Task objective >> List all lines of the data that include the string "title".
====== Source records ======
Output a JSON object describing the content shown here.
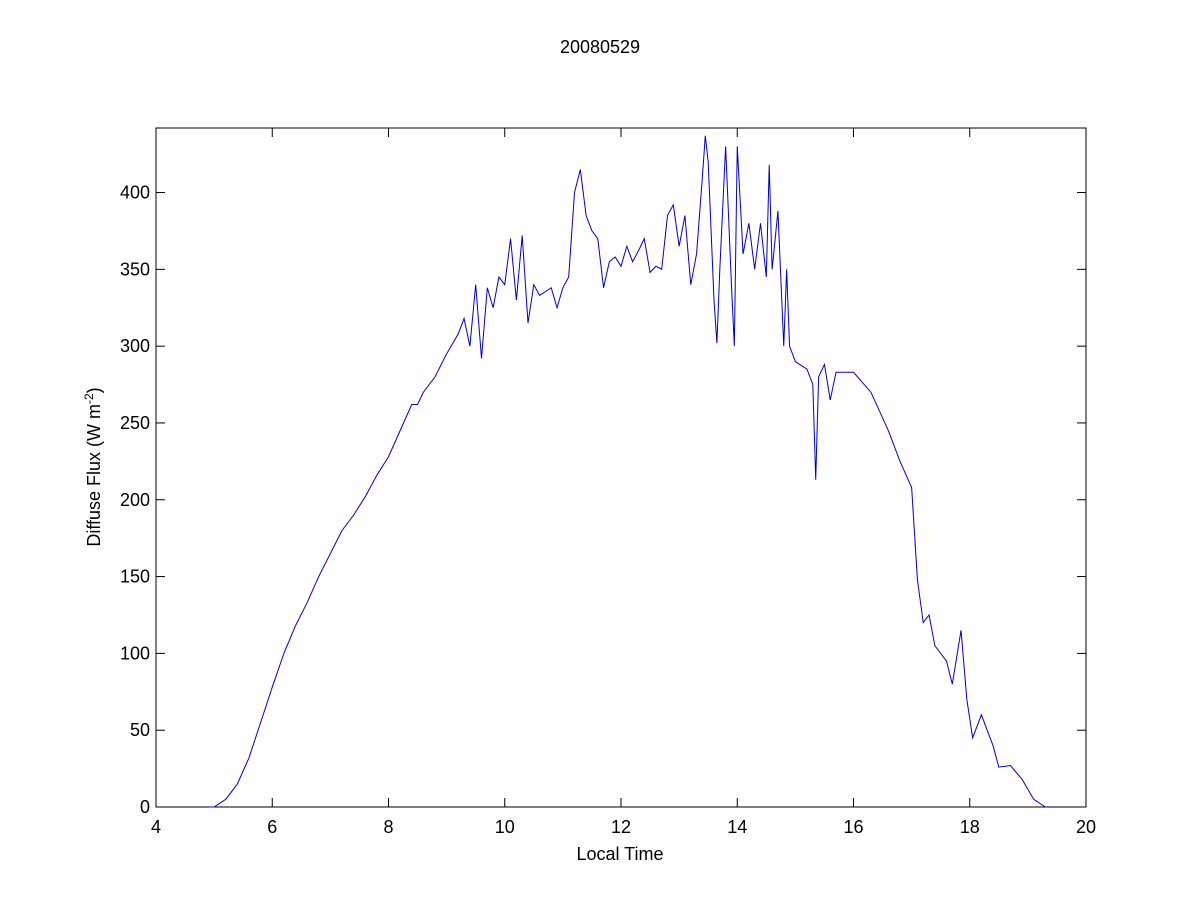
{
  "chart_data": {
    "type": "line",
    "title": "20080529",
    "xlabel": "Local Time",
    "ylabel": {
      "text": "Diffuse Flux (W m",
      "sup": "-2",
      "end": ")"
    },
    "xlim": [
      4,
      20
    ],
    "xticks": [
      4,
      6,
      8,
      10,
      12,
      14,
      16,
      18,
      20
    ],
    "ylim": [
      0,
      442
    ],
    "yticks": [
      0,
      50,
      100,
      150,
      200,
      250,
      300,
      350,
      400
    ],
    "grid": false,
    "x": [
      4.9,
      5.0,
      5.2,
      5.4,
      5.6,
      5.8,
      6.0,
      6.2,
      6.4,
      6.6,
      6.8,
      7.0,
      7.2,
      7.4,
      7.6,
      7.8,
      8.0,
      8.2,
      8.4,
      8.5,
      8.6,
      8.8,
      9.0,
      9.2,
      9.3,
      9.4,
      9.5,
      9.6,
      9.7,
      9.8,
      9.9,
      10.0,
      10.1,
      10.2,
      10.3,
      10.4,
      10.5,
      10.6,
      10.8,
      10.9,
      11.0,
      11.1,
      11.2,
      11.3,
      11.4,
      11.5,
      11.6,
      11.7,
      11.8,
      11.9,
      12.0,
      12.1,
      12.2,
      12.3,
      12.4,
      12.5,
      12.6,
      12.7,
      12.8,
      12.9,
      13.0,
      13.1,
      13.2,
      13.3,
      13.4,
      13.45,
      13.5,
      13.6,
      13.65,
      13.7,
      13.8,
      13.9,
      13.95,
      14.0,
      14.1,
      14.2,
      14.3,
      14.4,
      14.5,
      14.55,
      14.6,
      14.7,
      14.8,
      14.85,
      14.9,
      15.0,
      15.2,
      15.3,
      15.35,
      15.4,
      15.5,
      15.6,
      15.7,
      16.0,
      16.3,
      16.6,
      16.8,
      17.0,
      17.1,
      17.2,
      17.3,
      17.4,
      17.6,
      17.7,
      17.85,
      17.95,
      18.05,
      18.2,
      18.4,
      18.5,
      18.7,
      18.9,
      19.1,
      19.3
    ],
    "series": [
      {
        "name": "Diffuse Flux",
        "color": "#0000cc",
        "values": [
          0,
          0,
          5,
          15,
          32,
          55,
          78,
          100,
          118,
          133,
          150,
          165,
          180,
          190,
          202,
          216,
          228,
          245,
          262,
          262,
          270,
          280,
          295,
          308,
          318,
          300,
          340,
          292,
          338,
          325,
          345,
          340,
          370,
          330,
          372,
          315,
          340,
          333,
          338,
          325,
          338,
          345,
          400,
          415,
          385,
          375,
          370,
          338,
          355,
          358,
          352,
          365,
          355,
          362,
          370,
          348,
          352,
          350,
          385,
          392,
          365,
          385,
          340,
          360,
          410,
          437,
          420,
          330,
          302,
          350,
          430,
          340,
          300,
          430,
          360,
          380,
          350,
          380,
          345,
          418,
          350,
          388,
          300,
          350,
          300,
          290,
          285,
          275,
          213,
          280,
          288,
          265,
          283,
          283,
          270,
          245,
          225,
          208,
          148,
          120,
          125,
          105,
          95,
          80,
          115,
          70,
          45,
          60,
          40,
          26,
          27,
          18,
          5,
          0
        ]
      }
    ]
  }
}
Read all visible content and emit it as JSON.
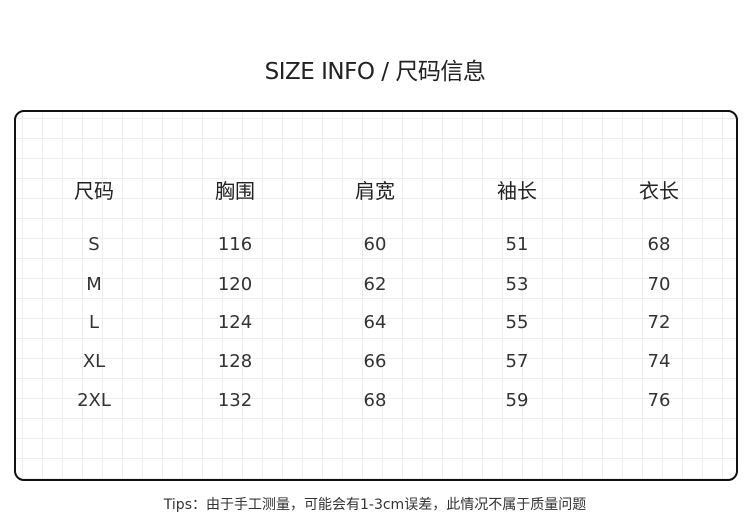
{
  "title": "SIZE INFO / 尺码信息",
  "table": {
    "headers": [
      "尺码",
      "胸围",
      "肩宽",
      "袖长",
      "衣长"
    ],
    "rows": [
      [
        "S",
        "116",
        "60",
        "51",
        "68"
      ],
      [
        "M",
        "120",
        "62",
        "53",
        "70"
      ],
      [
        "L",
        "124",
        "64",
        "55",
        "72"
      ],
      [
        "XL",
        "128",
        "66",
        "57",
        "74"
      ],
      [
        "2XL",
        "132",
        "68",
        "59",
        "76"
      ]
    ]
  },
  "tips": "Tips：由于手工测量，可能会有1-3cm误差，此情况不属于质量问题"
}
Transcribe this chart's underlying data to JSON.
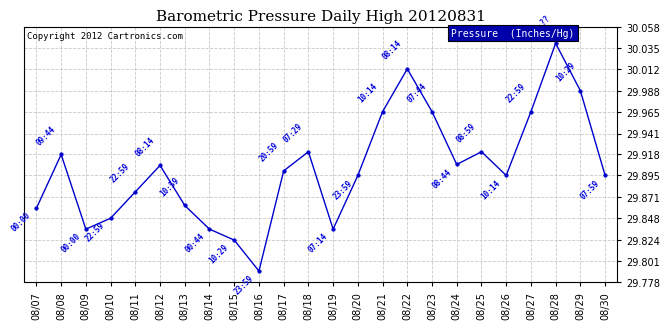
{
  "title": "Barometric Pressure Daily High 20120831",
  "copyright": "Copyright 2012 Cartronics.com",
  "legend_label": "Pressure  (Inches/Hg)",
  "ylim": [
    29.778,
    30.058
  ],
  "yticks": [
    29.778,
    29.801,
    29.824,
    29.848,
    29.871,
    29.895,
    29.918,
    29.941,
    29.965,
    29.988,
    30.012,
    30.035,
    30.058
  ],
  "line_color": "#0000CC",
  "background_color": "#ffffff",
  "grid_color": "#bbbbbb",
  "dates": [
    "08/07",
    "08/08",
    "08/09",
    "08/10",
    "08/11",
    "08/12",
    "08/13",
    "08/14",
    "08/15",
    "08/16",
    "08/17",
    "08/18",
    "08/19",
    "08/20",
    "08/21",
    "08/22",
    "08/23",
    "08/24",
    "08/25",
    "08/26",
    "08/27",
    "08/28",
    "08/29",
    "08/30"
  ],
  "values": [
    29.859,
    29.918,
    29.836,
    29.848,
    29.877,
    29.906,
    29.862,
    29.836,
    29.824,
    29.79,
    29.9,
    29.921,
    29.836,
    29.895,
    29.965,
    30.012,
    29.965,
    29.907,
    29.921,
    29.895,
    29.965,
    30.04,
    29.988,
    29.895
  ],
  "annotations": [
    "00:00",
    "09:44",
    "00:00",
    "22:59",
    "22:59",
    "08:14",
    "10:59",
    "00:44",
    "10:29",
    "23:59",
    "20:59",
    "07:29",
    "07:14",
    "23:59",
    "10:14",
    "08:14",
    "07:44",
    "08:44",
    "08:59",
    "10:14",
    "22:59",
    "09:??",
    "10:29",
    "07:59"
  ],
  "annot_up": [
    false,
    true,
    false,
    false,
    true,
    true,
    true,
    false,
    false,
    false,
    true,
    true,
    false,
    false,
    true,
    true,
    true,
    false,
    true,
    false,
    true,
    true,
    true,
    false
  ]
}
======
Answer to this problem >>
    "title": "20080529",
  "title": "SIZE INFO / 尺码信息",
  "title": "Barometric Pressure Daily High 20120831",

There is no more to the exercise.